* _Task details_
Lines holding the string "valcolor" are the ones to copy; find them all in the data.

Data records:

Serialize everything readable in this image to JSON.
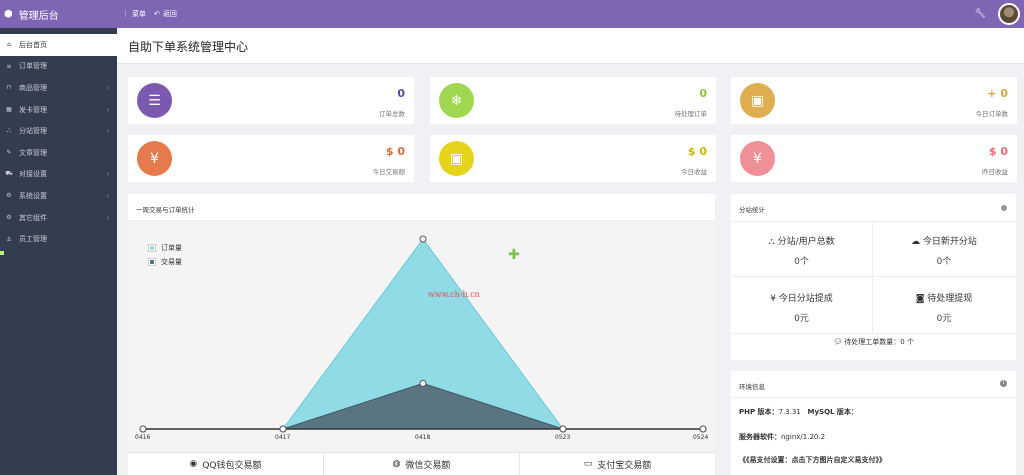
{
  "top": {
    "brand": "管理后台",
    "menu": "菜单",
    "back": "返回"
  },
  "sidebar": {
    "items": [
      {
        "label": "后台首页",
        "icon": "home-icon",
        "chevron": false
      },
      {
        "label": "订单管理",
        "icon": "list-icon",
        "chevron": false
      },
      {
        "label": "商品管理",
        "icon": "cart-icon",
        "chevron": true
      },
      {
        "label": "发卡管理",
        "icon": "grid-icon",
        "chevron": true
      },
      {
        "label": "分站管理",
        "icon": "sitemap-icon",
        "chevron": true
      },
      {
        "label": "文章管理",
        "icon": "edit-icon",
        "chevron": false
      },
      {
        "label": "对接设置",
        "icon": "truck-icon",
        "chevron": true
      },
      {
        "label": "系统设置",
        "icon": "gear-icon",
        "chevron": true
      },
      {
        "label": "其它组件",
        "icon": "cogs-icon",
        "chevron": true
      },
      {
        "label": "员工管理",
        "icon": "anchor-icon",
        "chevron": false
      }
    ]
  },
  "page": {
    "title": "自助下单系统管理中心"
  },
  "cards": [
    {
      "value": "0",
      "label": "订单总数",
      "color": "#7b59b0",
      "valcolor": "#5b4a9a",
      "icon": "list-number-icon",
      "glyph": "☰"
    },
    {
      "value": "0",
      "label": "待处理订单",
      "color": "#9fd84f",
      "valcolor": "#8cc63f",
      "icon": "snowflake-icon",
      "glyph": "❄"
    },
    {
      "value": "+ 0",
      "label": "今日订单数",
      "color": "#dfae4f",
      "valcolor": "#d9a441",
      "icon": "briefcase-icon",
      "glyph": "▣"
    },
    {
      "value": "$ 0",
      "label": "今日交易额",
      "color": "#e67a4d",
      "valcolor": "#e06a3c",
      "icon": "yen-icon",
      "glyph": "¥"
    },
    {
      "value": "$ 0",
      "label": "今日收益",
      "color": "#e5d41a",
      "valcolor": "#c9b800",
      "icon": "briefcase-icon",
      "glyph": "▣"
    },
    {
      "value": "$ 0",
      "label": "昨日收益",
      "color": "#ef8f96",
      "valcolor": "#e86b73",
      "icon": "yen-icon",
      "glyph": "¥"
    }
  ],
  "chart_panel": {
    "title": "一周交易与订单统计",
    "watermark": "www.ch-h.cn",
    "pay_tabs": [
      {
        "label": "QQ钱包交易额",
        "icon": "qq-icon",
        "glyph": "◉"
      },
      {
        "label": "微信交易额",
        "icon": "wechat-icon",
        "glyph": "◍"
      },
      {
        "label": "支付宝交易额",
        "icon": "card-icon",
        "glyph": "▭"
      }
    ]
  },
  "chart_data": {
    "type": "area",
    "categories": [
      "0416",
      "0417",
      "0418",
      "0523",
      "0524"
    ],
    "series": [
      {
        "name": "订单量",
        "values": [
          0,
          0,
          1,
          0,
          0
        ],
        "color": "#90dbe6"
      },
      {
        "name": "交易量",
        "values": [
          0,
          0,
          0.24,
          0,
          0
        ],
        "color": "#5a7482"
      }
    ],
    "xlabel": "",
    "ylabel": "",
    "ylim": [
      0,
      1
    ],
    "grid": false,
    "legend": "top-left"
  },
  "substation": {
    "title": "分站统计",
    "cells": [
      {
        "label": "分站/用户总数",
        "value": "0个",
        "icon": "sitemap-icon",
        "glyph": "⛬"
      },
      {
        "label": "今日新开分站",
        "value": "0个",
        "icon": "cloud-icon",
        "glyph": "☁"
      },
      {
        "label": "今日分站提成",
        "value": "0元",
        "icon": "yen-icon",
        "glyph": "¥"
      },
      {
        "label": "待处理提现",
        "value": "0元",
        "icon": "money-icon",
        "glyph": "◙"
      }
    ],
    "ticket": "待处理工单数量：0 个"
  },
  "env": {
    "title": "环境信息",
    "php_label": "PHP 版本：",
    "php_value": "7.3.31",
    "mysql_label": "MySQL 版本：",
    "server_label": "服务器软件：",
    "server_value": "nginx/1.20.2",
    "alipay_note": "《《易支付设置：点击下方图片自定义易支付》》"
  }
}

* _Written answer_
      "valcolor": "#5b4a9a",
      "valcolor": "#8cc63f",
      "valcolor": "#d9a441",
      "valcolor": "#e06a3c",
      "valcolor": "#c9b800",
      "valcolor": "#e86b73",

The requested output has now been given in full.